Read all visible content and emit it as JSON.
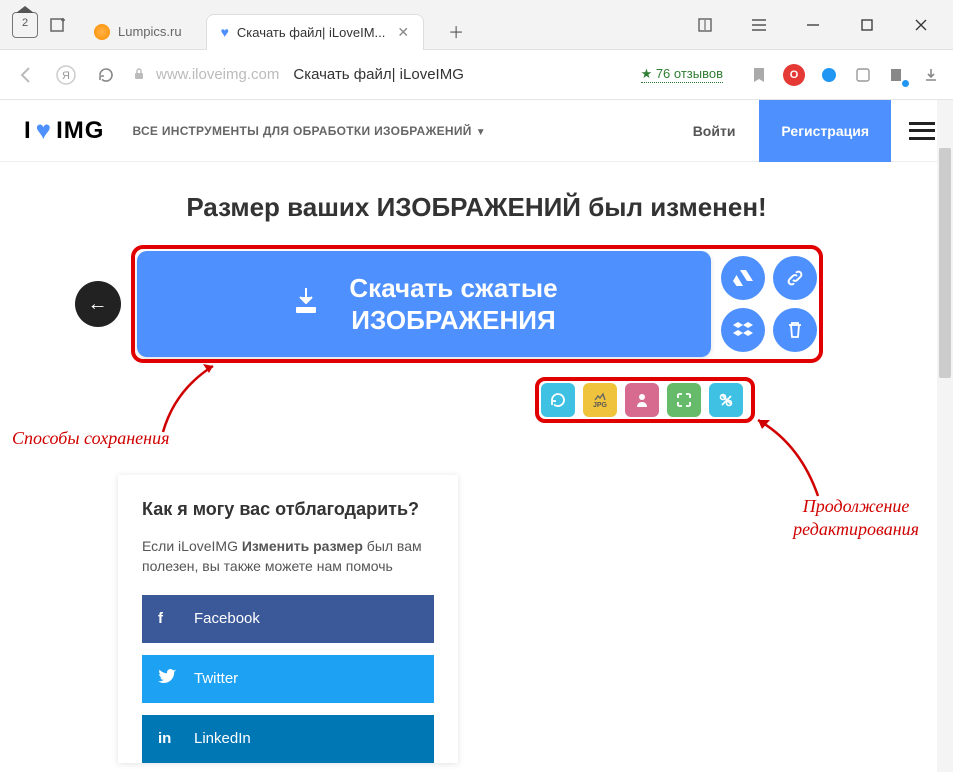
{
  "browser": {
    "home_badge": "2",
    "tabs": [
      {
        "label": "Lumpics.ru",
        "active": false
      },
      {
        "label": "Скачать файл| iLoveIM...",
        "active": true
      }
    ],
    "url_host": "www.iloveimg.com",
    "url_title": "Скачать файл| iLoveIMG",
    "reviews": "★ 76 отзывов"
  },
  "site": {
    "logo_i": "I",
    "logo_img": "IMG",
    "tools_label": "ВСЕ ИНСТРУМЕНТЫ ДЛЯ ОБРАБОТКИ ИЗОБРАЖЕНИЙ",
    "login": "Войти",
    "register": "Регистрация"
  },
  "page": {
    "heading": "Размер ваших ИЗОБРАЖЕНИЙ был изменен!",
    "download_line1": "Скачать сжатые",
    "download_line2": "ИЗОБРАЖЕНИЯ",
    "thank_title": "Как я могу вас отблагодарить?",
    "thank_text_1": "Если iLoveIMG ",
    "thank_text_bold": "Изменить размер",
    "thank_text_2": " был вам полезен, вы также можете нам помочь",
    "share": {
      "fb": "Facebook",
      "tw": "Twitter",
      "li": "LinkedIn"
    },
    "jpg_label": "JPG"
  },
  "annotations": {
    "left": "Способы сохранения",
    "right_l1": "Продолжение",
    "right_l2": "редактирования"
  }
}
==========
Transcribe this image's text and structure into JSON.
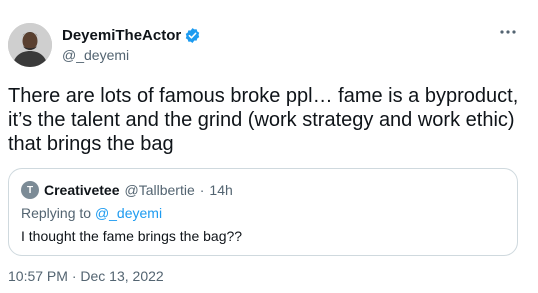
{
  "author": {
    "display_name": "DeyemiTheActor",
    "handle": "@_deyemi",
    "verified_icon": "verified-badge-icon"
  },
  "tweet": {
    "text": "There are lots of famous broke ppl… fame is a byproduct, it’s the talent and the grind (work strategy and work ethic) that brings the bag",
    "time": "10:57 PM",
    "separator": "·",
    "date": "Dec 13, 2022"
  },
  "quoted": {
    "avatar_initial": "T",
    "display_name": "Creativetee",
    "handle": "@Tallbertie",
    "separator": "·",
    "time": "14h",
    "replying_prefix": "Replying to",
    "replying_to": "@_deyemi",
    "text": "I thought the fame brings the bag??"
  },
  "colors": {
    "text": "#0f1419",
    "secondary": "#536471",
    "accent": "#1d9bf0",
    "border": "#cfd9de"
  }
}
==========
> Given request
Scan the entries above. Copy each line that has the string "файл".

> Task solution
        "label": "Скачать файл| iLoveIM...",
    "url_title": "Скачать файл| iLoveIMG",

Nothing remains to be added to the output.